#### Objective
Reproduce all of the material word for word.

== Data supplied ==

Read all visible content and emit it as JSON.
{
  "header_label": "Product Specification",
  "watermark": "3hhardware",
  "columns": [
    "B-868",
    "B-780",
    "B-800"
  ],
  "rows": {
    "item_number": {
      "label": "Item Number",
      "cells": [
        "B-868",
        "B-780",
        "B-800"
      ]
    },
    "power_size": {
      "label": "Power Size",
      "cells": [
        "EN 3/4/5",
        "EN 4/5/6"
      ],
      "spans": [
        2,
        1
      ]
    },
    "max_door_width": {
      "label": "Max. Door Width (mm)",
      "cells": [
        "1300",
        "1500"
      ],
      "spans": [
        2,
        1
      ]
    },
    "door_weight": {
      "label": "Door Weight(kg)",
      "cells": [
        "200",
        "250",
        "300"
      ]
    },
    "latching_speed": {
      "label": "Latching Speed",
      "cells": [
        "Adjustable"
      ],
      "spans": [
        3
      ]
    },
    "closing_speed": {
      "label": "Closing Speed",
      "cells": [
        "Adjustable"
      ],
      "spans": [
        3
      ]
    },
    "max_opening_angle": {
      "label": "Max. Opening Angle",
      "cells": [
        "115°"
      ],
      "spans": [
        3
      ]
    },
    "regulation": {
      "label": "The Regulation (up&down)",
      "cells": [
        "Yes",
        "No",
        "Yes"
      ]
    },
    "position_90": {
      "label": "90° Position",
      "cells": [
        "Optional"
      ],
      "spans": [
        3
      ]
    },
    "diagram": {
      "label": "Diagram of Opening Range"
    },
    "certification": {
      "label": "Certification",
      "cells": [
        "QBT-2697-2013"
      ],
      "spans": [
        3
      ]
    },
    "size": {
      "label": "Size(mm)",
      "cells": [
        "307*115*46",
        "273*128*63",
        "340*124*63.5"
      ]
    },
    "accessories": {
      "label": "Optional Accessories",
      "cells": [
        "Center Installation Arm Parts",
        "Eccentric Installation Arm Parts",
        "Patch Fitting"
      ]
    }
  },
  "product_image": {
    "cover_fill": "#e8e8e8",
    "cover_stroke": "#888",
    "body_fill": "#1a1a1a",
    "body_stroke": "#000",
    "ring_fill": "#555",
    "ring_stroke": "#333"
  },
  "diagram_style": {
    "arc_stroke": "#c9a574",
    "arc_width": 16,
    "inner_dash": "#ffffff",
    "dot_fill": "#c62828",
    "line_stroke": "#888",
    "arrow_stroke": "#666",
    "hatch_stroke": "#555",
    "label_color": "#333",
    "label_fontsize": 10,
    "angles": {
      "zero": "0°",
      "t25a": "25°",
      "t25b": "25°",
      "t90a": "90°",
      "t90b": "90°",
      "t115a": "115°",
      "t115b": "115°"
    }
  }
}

===

#### Response
Read all visible content and emit it as JSON.
{
  "header_label": "Product Specification",
  "watermark": "3hhardware",
  "columns": [
    "B-868",
    "B-780",
    "B-800"
  ],
  "rows": {
    "item_number": {
      "label": "Item Number",
      "cells": [
        "B-868",
        "B-780",
        "B-800"
      ]
    },
    "power_size": {
      "label": "Power Size",
      "cells": [
        "EN 3/4/5",
        "EN 4/5/6"
      ],
      "spans": [
        2,
        1
      ]
    },
    "max_door_width": {
      "label": "Max. Door Width (mm)",
      "cells": [
        "1300",
        "1500"
      ],
      "spans": [
        2,
        1
      ]
    },
    "door_weight": {
      "label": "Door Weight(kg)",
      "cells": [
        "200",
        "250",
        "300"
      ]
    },
    "latching_speed": {
      "label": "Latching Speed",
      "cells": [
        "Adjustable"
      ],
      "spans": [
        3
      ]
    },
    "closing_speed": {
      "label": "Closing Speed",
      "cells": [
        "Adjustable"
      ],
      "spans": [
        3
      ]
    },
    "max_opening_angle": {
      "label": "Max. Opening Angle",
      "cells": [
        "115°"
      ],
      "spans": [
        3
      ]
    },
    "regulation": {
      "label": "The Regulation (up&down)",
      "cells": [
        "Yes",
        "No",
        "Yes"
      ]
    },
    "position_90": {
      "label": "90° Position",
      "cells": [
        "Optional"
      ],
      "spans": [
        3
      ]
    },
    "diagram": {
      "label": "Diagram of Opening Range"
    },
    "certification": {
      "label": "Certification",
      "cells": [
        "QBT-2697-2013"
      ],
      "spans": [
        3
      ]
    },
    "size": {
      "label": "Size(mm)",
      "cells": [
        "307*115*46",
        "273*128*63",
        "340*124*63.5"
      ]
    },
    "accessories": {
      "label": "Optional Accessories",
      "cells": [
        "Center Installation Arm Parts",
        "Eccentric Installation Arm Parts",
        "Patch Fitting"
      ]
    }
  },
  "product_image": {
    "cover_fill": "#e8e8e8",
    "cover_stroke": "#888",
    "body_fill": "#1a1a1a",
    "body_stroke": "#000",
    "ring_fill": "#555",
    "ring_stroke": "#333"
  },
  "diagram_style": {
    "arc_stroke": "#c9a574",
    "arc_width": 16,
    "inner_dash": "#ffffff",
    "dot_fill": "#c62828",
    "line_stroke": "#888",
    "arrow_stroke": "#666",
    "hatch_stroke": "#555",
    "label_color": "#333",
    "label_fontsize": 10,
    "angles": {
      "zero": "0°",
      "t25a": "25°",
      "t25b": "25°",
      "t90a": "90°",
      "t90b": "90°",
      "t115a": "115°",
      "t115b": "115°"
    }
  }
}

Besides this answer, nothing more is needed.